### Problem requirements
Could you transcribe the material below exactly, without leaving out a single line?

### Exercise data

******************************

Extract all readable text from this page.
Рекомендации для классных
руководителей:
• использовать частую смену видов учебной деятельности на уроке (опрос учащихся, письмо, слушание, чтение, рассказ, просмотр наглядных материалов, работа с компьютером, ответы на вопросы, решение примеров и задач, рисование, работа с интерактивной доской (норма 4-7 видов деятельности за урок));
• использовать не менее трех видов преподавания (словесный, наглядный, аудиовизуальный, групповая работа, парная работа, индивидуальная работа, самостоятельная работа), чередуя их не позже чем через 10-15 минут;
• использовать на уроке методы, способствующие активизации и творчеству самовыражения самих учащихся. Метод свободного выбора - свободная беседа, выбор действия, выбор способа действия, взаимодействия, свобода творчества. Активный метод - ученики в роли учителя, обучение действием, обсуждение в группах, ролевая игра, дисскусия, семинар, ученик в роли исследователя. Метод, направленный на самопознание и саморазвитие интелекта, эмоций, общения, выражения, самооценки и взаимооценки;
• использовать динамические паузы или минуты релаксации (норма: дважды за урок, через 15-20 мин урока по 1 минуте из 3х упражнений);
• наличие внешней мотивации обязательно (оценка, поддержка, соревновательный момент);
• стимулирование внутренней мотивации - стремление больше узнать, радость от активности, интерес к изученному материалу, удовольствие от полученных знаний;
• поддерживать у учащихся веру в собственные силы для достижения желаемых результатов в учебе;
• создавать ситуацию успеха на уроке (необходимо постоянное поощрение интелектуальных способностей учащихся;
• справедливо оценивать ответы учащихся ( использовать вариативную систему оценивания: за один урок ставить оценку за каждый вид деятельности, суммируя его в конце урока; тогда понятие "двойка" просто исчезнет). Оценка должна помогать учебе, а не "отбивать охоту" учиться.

******************************

### Result for this exercise
Extract all readable text from this page.
Рекомендации для классных
руководителей:
• использовать частую смену видов учебной деятельности на уроке (опрос учащихся, письмо, слушание, чтение, рассказ, просмотр наглядных материалов, работа с компьютером, ответы на вопросы, решение примеров и задач, рисование, работа с интерактивной доской (норма 4-7 видов деятельности за урок));
• использовать не менее трех видов преподавания (словесный, наглядный, аудиовизуальный, групповая работа, парная работа, индивидуальная работа, самостоятельная работа), чередуя их не позже чем через 10-15 минут;
• использовать на уроке методы, способствующие активизации и творчеству самовыражения самих учащихся. Метод свободного выбора - свободная беседа, выбор действия, выбор способа действия, взаимодействия, свобода творчества. Активный метод - ученики в роли учителя, обучение действием, обсуждение в группах, ролевая игра, дисскусия, семинар, ученик в роли исследователя. Метод, направленный на самопознание и саморазвитие интелекта, эмоций, общения, выражения, самооценки и взаимооценки;
• использовать динамические паузы или минуты релаксации (норма: дважды за урок, через 15-20 мин урока по 1 минуте из 3х упражнений);
• наличие внешней мотивации обязательно (оценка, поддержка, соревновательный момент);
• стимулирование внутренней мотивации - стремление больше узнать, радость от активности, интерес к изученному материалу, удовольствие от полученных знаний;
• поддерживать у учащихся веру в собственные силы для достижения желаемых результатов в учебе;
• создавать ситуацию успеха на уроке (необходимо постоянное поощрение интелектуальных способностей учащихся;
• справедливо оценивать ответы учащихся ( использовать вариативную систему оценивания: за один урок ставить оценку за каждый вид деятельности, суммируя его в конце урока; тогда понятие "двойка" просто исчезнет). Оценка должна помогать учебе, а не "отбивать охоту" учиться.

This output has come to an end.